* Supplied passage *
%%
April 30, 2004, 9:29 a.m.
Rumsfeld’s War, Powell’s Occupation
http://www.nationalreview.com/comment/lerner200404300929.asp

Rumsfeld wanted Iraqis in on the action ­ right from the beginning.

By Barbara Lerner

The latest post-hoc conventional wisdom on Iraq is that Defense Secretary Rumsfeld won the war but lost the occupation. There are two problems with this analysis (which comes, most forcefully, from The Weekly Standard). First, it's not Rumsfeld's occupation; it's Colin Powell's and George Tenet's. Second, although it's painfully obvious that much is wrong with this occupation, it's simple-minded to assume that more troops will fix it. More troops may be needed now, but more of the same will not do the job. Something different is needed ­ and was, right from the start.

A Rumsfeld occupation would have been different, and still might be. Rumsfeld wanted to put an Iraqi face on everything at the outset ­ not just on the occupation of Iraq, but on its liberation too. That would have made a world of difference.
%%
* Extracted records *
%%
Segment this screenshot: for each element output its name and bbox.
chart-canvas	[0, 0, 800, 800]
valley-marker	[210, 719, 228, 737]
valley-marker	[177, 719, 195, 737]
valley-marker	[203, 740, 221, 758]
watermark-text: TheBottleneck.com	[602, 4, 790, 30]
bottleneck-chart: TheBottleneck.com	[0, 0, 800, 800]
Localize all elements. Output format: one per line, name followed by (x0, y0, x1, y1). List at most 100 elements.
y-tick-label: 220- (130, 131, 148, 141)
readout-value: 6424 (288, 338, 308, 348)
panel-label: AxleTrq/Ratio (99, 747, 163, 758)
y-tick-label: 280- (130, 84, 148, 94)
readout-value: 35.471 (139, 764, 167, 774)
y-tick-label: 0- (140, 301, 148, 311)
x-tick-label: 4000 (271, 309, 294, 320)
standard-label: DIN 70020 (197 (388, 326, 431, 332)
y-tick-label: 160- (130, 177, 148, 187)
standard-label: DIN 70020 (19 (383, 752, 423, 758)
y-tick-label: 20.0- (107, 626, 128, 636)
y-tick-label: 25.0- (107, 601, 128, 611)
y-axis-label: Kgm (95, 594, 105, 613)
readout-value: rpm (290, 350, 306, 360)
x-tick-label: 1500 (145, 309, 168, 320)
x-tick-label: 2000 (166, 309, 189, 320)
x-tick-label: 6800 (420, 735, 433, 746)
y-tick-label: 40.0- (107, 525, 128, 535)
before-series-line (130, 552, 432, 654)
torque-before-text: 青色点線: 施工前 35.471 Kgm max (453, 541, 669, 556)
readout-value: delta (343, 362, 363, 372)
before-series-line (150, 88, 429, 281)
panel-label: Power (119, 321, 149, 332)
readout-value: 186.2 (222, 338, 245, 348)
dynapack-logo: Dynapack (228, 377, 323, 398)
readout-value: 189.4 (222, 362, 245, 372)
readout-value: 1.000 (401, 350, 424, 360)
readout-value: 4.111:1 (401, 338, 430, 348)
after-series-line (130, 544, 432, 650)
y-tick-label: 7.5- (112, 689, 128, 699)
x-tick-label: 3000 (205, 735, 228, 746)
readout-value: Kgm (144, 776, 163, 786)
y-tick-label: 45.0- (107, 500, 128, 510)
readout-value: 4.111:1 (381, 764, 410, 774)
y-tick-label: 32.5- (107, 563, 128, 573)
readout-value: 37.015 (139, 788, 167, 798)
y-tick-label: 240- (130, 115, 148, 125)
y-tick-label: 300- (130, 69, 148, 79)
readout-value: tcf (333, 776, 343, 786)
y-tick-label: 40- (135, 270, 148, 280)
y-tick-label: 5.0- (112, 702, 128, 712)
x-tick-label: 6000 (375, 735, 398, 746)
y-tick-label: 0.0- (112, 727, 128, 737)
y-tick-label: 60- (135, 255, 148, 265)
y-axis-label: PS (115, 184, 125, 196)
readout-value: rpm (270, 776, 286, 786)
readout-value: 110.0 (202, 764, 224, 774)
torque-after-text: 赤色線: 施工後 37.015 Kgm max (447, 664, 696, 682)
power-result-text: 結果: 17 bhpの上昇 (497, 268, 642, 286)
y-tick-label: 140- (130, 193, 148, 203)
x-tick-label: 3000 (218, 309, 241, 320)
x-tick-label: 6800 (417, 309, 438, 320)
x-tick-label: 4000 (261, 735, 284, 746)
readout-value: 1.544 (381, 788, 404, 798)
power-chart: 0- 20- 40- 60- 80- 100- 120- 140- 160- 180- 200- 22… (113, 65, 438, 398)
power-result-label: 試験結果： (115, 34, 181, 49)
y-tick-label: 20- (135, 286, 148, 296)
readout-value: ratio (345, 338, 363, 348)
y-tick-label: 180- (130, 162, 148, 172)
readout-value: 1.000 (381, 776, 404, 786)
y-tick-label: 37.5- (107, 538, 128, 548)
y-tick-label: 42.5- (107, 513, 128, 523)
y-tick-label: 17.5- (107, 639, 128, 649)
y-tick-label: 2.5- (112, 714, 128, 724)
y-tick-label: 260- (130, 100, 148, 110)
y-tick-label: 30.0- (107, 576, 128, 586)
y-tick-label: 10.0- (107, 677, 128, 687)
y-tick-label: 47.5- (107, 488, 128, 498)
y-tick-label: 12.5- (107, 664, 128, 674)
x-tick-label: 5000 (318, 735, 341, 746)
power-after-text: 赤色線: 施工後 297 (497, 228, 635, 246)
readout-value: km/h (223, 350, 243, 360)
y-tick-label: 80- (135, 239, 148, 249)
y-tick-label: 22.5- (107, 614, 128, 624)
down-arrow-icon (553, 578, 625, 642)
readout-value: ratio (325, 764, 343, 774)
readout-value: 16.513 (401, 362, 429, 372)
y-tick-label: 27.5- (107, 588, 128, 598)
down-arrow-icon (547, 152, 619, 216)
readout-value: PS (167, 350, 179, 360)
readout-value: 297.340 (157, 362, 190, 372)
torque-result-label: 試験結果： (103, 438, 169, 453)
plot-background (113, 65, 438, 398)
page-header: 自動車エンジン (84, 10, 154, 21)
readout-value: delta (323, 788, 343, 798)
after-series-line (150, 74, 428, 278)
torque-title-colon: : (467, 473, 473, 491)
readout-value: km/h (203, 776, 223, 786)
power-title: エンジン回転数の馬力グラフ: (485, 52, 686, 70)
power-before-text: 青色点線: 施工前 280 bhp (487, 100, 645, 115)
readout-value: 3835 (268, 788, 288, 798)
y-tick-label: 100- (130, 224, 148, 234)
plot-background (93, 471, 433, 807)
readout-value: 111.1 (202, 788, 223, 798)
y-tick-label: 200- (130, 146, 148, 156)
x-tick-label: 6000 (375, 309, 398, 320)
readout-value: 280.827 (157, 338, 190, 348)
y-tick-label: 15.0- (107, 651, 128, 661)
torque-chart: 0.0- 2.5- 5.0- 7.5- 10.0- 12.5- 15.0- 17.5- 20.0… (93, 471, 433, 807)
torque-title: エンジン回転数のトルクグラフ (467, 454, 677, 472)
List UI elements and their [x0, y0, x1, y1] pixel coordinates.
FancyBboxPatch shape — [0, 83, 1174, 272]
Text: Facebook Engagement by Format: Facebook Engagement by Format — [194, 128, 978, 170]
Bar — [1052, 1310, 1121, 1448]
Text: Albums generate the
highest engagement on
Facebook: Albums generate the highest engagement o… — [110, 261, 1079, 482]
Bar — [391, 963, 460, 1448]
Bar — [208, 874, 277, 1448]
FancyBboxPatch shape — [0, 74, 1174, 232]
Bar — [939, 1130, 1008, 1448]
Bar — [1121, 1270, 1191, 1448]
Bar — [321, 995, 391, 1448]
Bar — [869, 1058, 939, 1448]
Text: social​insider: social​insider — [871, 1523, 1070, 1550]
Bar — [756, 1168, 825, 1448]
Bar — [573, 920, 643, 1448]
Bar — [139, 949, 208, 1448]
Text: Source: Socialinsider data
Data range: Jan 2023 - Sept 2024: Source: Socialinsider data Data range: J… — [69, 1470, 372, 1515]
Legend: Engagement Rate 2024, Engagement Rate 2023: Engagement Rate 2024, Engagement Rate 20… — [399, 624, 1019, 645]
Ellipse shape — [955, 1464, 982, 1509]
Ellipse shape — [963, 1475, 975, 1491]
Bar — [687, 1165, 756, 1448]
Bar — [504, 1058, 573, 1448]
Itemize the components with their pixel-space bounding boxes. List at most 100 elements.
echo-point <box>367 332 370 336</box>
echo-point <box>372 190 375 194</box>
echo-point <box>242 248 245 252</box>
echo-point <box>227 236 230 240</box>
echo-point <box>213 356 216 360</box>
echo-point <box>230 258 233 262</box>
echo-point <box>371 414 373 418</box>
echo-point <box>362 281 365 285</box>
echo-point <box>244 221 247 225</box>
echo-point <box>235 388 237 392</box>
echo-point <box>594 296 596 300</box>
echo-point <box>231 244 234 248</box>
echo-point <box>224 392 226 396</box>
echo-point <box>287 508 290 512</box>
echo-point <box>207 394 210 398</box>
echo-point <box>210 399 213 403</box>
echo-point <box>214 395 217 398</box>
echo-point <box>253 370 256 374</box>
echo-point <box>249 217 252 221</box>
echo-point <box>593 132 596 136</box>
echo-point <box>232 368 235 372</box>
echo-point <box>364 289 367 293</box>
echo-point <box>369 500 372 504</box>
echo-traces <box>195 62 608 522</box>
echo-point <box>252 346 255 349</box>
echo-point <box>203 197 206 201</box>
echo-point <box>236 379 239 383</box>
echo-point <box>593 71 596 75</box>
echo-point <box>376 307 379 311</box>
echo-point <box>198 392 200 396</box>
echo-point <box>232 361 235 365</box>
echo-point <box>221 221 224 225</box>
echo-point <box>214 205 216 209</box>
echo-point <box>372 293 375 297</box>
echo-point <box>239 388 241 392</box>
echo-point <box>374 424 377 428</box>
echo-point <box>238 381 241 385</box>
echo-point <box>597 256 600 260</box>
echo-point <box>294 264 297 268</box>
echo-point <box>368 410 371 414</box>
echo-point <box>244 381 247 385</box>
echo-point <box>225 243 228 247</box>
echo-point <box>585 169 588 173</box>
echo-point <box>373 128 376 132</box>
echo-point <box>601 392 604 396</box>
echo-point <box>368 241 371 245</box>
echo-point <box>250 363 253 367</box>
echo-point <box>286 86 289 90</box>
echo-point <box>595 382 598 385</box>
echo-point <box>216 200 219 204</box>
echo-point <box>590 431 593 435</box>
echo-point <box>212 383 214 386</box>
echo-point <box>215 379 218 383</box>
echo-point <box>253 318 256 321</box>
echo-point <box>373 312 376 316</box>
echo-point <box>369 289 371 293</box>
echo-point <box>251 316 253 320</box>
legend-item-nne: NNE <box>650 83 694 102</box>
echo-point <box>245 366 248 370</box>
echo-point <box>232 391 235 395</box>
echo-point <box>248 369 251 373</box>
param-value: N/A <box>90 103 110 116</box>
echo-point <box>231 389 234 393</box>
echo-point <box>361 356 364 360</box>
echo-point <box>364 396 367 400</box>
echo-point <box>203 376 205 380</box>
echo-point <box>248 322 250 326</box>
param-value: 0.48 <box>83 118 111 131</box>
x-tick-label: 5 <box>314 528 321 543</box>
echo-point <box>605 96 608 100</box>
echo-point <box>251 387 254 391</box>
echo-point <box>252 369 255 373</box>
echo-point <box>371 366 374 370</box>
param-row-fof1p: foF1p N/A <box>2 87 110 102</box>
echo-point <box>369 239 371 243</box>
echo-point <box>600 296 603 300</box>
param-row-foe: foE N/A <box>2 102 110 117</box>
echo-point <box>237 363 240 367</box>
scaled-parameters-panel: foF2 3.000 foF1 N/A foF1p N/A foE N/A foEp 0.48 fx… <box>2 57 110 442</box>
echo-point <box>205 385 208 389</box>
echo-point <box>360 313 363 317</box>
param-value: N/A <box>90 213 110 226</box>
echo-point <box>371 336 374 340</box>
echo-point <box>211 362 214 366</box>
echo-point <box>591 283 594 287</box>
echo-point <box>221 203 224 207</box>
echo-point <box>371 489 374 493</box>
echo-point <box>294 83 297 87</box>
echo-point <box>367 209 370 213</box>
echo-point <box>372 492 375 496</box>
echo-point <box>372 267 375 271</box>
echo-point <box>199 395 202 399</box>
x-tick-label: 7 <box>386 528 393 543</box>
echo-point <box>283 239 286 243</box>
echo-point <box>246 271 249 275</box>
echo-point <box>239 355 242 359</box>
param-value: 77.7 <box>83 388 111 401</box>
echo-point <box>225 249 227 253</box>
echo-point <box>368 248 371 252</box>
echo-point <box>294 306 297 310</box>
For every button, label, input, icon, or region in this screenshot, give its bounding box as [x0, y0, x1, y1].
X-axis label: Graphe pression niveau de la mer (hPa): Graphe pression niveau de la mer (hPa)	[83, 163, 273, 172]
%%
* Exercises to complete *
1: Answer these from the column on Rumsfeld and Iraq:
(a) Which publication does the column say the analysis comes from most forcefully?
(b) Whose occupation does the column say it actually is?
(c) What did Rumsfeld want to put on everything at the outset?
2: Return the stretch of the column on Rumsfeld and Iraq from "Rumsfeld’s War, Powell’s" through "from the beginning.", copied word for word.
3: Name every person mentioned in the column on Rumsfeld and Iraq, including the byline.

* Problem solutions *
1:
(a) The Weekly Standard
(b) Colin Powell's and George Tenet's
(c) An Iraqi face

2:
Rumsfeld’s War, Powell’s Occupation
http://www.nationalreview.com/comment/lerner200404300929.asp

Rumsfeld wanted Iraqis in on the action ­ right from the beginning.

3:
Rumsfeld (Defense Secretary Rumsfeld)
Barbara Lerner
Colin Powell
George Tenet